== Given problem A ==
In the Accumulo data model thread, which iterator is named as a way to see each entire SensorReading in memory on the server?
== Given problem B ==
Extend the thread on Accumulo's "BigTable" versus document model past its final line.

== Given text ==
-- START --
Accumulo: "BigTable" vs. "Document Model"

2015-09-04 Thread Michael Moss
Hello, everyone.

I'd love to hear folks' input on using the "natural" data model of Accumulo
("BigTable" style) vs more of a Document Model. I'll try to succinctly
describe with a contrived example.

Let's say I have one domain object I'd like to model, "SensorReadings". A
single entry might look something like the following with 4 distinct CF, CQ
pairs.

RowKey: DeviceID-YYYMMDD-ReadingID (i.e. - 1-20150101-1234)
CF: "Meta", CQ: "Timestamp", Value: 
CF: "Sensor", CQ: "Temperature", Value: 80.4
CF: "Sensor", CQ: "Humidity", Value: 40.2
CF: "Sensor", CQ: "Barometer", Value: 29.1

I might do queries like "get me all SensorReadings for 2015 for DeviceID =
1" and if I wanted to operate on each SensorReading as a single unit (and
not as the 4 'rows' it returns for each one), I'd either have to aggregate
the 4 CF, CQ pairs for each RowKey client side, or use something like the
WholeRowIterator.

In addition, if I wanted to write a query like, "for DeviceID = 1 in 2015,
return me SensorReadings where Temperature > 90, Humidity < 40, Barometer >
31", I'd again have to either use the WholeRowIterator to 'see' each entire
SensorReading in memory on the server for the compound query, or I could
take the intersection of the results of 3 parallel, independent queries on
the client side.

Where I am going with this is, what are the thoughts around creating a
Java, Protobuf, Avro (etc) object with these 4 CF, CQ pairs as fields and
storing each SensorReading as a single 'Document'?

RowKey: DeviceID-YYYMMDD
CF: ReadingID Value: Protobuf(Timestamp=123, Temperature=80.4,
Humidity=40.2, Barometer = 29.1)

This way you avoid having to use the WholeRowIterator and unless you often
have queries that only look at a tiny subset of your fields (let's say just
"Temperature"), the serialization costs seem similar since Value is just
bytes anyway.

Appreciate folks' experience and wisdom here. Hope this makes sense, happy
to clarify.

Best.
-- END --
== Annotated element listings ==
-- START --
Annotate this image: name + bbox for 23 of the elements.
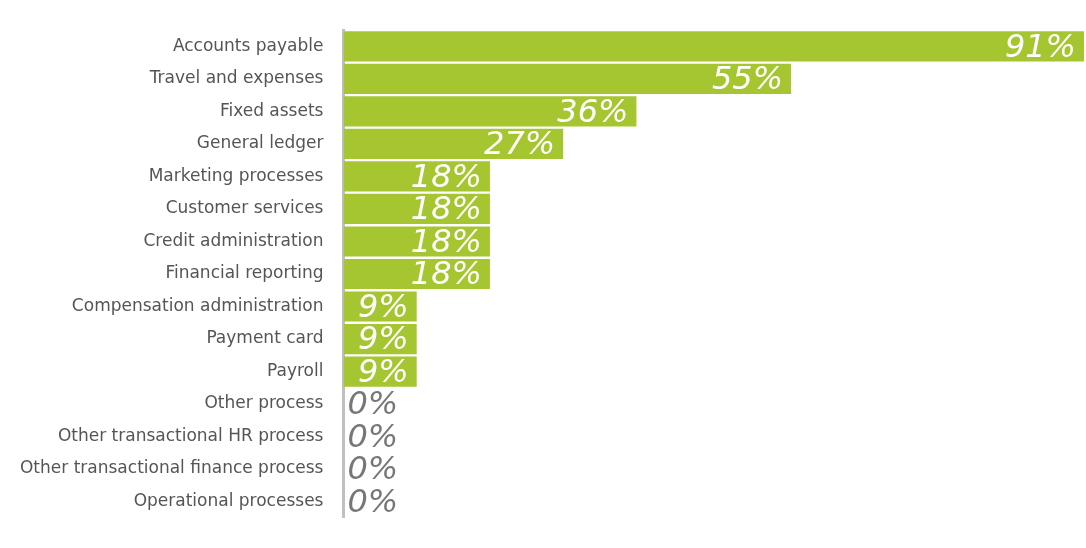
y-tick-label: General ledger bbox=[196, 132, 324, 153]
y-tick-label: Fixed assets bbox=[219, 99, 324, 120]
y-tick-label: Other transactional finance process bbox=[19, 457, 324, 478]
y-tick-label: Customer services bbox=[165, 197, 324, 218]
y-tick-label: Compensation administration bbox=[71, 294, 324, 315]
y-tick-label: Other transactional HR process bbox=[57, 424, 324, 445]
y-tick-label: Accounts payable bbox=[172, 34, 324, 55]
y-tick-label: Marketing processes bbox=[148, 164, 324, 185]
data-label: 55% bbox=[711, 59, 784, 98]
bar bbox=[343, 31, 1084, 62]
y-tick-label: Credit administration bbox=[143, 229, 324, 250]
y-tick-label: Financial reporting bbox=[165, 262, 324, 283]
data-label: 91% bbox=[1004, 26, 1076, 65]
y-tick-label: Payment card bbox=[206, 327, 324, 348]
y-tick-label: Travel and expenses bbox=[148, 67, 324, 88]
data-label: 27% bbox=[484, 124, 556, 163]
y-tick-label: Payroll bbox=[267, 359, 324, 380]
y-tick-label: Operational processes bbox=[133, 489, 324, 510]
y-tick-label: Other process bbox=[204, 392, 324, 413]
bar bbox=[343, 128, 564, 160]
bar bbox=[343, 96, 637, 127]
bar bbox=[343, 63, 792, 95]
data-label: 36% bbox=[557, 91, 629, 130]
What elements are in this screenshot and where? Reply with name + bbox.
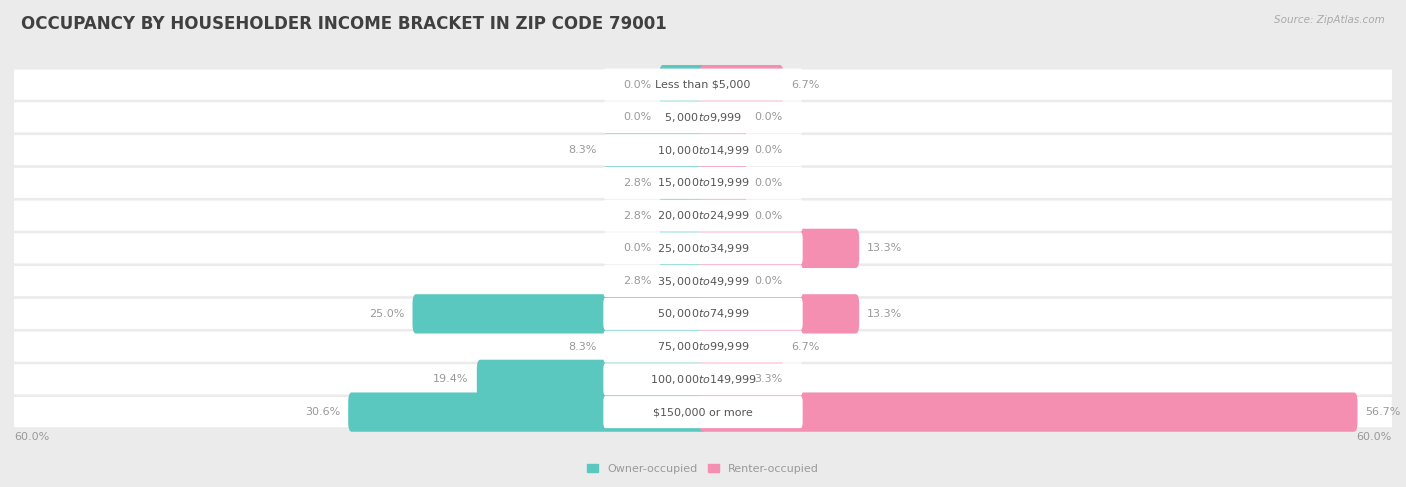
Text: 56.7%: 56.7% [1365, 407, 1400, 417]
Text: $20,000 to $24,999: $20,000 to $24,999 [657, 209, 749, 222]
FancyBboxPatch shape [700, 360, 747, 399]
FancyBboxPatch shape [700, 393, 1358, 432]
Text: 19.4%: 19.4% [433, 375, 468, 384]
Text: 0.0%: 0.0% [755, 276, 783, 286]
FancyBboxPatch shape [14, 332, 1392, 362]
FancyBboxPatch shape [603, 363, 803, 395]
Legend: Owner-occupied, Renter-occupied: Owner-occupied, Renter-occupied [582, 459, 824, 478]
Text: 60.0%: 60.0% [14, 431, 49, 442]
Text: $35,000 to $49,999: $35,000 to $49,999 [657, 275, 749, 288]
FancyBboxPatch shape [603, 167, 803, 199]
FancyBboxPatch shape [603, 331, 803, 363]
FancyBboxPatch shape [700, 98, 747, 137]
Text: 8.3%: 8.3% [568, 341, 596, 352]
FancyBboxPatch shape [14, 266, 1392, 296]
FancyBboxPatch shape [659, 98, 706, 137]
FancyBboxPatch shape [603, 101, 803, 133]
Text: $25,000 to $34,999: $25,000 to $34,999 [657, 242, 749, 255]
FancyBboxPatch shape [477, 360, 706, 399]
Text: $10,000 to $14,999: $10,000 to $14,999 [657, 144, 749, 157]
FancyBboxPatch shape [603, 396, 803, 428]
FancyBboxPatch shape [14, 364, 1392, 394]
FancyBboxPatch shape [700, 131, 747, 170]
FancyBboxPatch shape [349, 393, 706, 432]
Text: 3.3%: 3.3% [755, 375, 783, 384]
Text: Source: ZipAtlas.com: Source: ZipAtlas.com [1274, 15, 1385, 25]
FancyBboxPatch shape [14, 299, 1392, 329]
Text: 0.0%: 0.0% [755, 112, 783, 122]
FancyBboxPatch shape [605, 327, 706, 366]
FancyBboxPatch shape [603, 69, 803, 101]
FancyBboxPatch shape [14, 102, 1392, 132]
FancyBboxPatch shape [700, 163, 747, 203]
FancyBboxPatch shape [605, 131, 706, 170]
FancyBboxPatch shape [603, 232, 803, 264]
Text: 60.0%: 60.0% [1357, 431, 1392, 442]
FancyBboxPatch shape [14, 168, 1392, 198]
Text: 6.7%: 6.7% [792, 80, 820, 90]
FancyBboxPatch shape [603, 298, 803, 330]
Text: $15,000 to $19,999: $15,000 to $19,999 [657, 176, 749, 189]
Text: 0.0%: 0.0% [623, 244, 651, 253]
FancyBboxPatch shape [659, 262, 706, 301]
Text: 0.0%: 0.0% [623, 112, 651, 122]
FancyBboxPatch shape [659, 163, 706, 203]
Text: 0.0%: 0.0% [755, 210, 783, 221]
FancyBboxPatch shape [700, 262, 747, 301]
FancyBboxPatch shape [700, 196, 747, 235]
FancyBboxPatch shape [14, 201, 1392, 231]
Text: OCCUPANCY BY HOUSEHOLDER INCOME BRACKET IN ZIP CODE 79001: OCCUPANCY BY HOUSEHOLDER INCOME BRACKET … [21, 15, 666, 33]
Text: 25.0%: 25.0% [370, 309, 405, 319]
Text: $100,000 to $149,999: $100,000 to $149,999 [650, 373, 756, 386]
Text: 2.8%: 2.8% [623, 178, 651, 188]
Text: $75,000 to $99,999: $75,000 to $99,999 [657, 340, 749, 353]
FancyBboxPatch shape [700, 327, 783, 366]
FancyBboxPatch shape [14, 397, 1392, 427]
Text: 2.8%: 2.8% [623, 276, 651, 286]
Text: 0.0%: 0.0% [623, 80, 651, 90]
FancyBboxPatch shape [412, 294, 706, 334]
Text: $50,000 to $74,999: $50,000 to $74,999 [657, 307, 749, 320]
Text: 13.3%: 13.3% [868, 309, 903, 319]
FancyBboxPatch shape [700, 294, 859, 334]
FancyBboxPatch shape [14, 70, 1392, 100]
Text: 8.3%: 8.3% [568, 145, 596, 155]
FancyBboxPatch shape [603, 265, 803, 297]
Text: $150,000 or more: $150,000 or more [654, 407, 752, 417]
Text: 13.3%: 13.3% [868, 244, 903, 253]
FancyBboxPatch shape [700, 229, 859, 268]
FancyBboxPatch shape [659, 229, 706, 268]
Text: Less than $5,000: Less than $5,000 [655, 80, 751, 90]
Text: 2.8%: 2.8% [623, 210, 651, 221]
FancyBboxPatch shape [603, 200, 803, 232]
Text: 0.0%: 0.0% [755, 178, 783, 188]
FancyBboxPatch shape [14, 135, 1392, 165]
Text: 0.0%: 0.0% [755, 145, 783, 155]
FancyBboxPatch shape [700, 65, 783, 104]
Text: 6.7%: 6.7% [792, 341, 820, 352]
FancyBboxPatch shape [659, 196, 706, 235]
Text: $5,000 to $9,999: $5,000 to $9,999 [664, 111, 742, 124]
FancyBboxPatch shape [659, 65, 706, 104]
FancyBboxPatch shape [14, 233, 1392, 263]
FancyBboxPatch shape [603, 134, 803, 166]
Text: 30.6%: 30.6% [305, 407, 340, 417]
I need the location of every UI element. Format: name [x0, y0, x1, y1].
-- END --
== Response A ==
The WholeRowIterator.

== Response B ==
-Mike


Re: Accumulo: "BigTable" vs. "Document Model"

2015-09-04 Thread dlmarion

Both will work, but I think the answer depends on the amount of data that you 
will be querying over and your query latency requirements. I would include the 
wikisearch[1] storage scheme into your list as well (k/v table + indices). 
Then, personally, I would rate them in the following order as database size 
increases and query latency requirements decrease: 

1. Document Model 
2. K/V Model 
3. K/V Model with indices (wikisearch) 

[1] https://accumulo.apache.org/example/wikisearch.html 

- Original Message -

From: "Michael Moss"  
To: user@accumulo.apache.org 
Sent: Friday, September 4, 2015 11:42:20 AM 
Subject: Accumulo: "BigTable" vs. "Document Model" 

Hello, everyone. 

I'd love to hear folks' input on using the "natural" data model of Accumulo 
("BigTable" style) vs more of a Document Model. I'll try to succinctly describe 
with a contrived example. 

Let's say I have one domain object I'd like to model, "SensorReadings". A 
single entry might look something like the following with 4 distinct CF, CQ 
pairs. 

RowKey: DeviceID-YYYMMDD-ReadingID (i.e. - 1-20150101-1234) 
CF: "Meta", CQ: "Timestamp", Value:  
CF: "Sensor", CQ: "Temperature", Value: 80.4 
CF: "Sensor", CQ: "Humidity", Value: 40.2 
CF: "Sensor", CQ: "Barometer", Value: 29.1 

I might do queries like "get me all SensorReadings for 2015 for DeviceID = 1" 
and if I wanted to operate on each SensorReading as a single unit (and not as 
the 4 'rows' it returns for each one), I'd either have to aggregate the 4 CF, 
CQ pairs for each RowKey client side, or use something like the 
WholeRowIterator.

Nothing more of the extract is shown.